> [Document segment]

Reputation: 6658
I am populating an MTLBuffer with float2 vectors. The buffer is being created and populated like this:
struct Particle {
var position: float2
...
}
let particleCount = 100000
let bufferSize = MemoryLayout<Particle>.stride * particleCount
particleBuffer = device.makeBuffer(length: bufferSize)!
var pointer = particleBuffer.contents().bindMemory(to: Particle.self, capacity: particleCount)
pointer = pointer.advanced(by: currentParticles)
pointer.pointee.position = [x, y]
In my Metal file the buffer is being accessed like this:
struct Particle {
float2 position;
...
};
kernel void compute(device Particle *particles [[buffer(0)]], … )
I need to use half precision floats in my Metal compute kernel. On the Metal side, it is as easy as specifying half2 for the data type.
On the CPU side, what is the best way to populate a buffer with half precision floats?
Upvotes: 4
Views: 1046
Reputation: 31782
Half-precision floats in Swift are very awkward, since there is no Float16
type yet (though one has been proposed) and the nonstandard __fp16
type supported by Clang isn't fully supported in Swift either.
Through the magic of type-punning and bridging headers, however, you may be able to cobble together a workable solution.
The basic approach is this: In an Objective-C header, declare a half2
type with two uint16_t
members. These will be our storage type. Also declare a function that takes a float and writes it as if it were a __fp16
to a pointer-to-uint16_t
:
typedef struct {
uint16_t x, y;
} half2;
static void storeAsF16(float value, uint16_t *_Nonnull pointer) { *(__fp16 *)pointer = value; }
Back in Swift, you can declare a typealias and use it in your particle struct definition:
typealias Half2 = half2
struct Particle {
var position: Half2
}
(Here I'm typealiasing from the lower-case type to a Swiftier name; you could skip this and just name the Obj-C type Half2
if you prefer).

> [Work instruction 1]
Answer these questions about the half-precision float discussion:
(a) How many particles does the asker's code allocate the buffer for?
(b) According to the answer, what Swift type does not exist yet?
(c) What members does the `half2` type declared in the Objective-C header contain?
> [Work instruction 2]
Continue the half-precision float discussion from its last sentence.

> [Supplied entries]
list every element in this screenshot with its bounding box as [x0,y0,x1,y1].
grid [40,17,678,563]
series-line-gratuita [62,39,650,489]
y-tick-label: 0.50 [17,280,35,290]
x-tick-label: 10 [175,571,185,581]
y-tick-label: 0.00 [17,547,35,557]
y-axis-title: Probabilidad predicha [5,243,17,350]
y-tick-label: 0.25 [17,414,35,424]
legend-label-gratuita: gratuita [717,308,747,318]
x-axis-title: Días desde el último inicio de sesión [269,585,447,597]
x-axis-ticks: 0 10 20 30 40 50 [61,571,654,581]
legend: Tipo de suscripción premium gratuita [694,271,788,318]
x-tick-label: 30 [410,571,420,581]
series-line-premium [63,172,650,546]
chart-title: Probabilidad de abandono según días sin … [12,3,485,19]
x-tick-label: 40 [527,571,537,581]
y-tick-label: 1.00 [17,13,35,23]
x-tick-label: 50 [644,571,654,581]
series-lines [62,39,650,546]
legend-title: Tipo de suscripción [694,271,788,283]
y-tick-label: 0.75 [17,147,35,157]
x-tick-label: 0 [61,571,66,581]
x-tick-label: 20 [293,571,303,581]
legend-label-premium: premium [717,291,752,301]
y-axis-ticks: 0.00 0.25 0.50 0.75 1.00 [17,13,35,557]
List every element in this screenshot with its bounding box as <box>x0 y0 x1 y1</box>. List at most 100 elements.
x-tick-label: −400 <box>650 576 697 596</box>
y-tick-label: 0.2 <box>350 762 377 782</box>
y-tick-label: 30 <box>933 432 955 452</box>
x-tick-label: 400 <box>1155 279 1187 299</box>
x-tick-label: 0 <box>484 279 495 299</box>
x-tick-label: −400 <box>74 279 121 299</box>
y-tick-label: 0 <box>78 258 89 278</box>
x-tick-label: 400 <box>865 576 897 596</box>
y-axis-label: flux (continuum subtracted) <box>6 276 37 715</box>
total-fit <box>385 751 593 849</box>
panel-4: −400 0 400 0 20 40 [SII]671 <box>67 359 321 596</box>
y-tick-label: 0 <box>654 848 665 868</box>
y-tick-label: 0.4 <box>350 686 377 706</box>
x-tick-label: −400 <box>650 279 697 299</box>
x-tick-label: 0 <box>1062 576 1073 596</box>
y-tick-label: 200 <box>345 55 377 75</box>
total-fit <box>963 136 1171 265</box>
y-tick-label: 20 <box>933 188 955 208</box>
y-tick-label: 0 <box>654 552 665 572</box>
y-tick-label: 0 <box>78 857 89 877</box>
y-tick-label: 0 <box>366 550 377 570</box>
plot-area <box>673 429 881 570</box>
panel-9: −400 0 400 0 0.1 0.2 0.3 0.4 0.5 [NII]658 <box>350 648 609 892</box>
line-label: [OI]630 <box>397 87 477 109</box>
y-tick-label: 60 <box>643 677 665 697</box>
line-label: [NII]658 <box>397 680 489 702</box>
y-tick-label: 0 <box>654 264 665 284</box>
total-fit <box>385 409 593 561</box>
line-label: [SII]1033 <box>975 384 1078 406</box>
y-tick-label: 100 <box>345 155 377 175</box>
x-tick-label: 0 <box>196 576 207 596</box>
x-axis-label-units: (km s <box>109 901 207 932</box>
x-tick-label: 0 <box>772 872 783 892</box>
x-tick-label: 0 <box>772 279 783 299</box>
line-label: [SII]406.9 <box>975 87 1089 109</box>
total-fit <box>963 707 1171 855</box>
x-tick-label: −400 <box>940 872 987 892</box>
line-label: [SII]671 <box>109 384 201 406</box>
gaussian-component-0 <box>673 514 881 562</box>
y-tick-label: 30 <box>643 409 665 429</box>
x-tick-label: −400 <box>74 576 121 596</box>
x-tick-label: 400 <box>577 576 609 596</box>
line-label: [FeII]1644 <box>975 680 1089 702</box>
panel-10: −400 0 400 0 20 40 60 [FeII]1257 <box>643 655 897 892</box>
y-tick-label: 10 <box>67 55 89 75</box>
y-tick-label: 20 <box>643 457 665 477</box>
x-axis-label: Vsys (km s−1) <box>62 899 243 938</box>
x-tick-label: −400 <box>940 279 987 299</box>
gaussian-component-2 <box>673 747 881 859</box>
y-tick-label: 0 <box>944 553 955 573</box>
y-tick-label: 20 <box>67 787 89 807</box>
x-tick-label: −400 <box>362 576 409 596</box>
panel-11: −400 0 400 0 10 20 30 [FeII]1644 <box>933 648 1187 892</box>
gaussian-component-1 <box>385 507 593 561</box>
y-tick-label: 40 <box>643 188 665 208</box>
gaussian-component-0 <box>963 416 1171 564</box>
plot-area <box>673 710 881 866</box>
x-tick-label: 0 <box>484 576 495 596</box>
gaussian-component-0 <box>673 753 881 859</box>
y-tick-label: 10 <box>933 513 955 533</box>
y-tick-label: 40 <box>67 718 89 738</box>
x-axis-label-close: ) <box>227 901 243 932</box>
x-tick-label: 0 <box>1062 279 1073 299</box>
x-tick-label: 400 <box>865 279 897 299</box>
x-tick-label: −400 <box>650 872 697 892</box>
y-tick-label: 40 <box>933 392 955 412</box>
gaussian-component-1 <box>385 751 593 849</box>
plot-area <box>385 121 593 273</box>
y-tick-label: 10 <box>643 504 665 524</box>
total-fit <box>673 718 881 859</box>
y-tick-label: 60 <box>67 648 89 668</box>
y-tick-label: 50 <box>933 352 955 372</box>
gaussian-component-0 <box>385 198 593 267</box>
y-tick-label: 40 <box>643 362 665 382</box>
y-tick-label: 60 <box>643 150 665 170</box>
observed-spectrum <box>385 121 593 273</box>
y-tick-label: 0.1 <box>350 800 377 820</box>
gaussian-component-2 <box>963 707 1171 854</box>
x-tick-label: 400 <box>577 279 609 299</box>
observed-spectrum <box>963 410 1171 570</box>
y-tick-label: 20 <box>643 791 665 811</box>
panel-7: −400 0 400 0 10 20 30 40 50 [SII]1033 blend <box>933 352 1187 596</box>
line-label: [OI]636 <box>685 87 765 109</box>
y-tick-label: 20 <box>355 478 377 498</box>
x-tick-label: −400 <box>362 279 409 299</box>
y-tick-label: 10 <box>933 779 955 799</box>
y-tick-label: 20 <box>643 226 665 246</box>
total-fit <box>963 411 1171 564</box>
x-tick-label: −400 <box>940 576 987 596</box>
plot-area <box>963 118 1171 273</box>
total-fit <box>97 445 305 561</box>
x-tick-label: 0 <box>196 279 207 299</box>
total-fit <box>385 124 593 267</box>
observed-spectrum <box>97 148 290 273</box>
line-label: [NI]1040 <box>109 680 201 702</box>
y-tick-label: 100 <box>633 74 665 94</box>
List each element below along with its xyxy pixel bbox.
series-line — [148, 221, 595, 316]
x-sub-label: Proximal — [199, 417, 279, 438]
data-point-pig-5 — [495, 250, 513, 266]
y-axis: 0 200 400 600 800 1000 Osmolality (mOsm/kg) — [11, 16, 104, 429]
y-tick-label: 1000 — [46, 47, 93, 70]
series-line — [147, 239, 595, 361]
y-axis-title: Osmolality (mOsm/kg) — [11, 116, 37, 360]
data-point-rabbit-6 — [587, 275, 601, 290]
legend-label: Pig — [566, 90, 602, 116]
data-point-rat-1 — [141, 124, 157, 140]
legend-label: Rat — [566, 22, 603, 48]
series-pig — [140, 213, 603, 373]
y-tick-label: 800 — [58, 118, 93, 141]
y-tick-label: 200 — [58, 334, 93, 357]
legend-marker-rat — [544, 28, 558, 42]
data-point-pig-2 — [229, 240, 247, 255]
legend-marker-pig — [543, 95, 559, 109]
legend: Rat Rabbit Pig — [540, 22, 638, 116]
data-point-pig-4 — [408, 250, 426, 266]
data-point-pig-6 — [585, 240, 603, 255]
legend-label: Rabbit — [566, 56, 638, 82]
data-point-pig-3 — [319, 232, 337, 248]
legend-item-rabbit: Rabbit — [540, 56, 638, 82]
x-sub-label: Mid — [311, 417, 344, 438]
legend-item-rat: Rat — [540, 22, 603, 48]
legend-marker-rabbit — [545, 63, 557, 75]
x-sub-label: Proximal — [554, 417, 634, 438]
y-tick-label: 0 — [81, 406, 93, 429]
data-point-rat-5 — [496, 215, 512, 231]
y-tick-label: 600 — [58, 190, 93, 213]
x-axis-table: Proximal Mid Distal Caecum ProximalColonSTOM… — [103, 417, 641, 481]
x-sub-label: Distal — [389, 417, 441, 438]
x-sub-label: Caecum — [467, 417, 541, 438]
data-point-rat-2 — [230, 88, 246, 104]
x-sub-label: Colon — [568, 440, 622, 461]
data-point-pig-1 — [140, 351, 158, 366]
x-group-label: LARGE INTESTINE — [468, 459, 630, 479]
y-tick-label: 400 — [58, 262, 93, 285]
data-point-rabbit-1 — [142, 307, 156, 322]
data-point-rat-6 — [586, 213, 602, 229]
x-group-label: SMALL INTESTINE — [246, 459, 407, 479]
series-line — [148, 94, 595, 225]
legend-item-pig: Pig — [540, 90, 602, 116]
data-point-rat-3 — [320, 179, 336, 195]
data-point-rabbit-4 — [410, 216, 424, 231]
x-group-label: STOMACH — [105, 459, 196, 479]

> [Task response 1]
(a) 100000
(b) A `Float16` type
(c) Two `uint16_t` members, `x` and `y`

> [Task response 2]
Instead of binding to the particle type, you'll need to bind the buffer to your half vector type instead:
var pointer = particleBuffer.contents().bindMemory(to: Half2.self, capacity: particleCount)
When we use our utility function to store a float, the bit pattern for the corresponding half value gets written to the UInt16
:
var x: UInt16 = 0
var y: UInt16 = 0
storeAsF16(1.0, &x) // 0x3c00
storeAsF16(0.5, &y) // 0x3800
Now that we have correctly-formated half values in this pair of variables, we can write them into the buffer:
pointer.pointee = Half2(x: x, y: y)
Note that this approach is neither portable nor safe, especially because Swift doesn't make any guarantees about struct member layout. There may be other less cumbersome approaches, too; this is just what has worked for me in the past.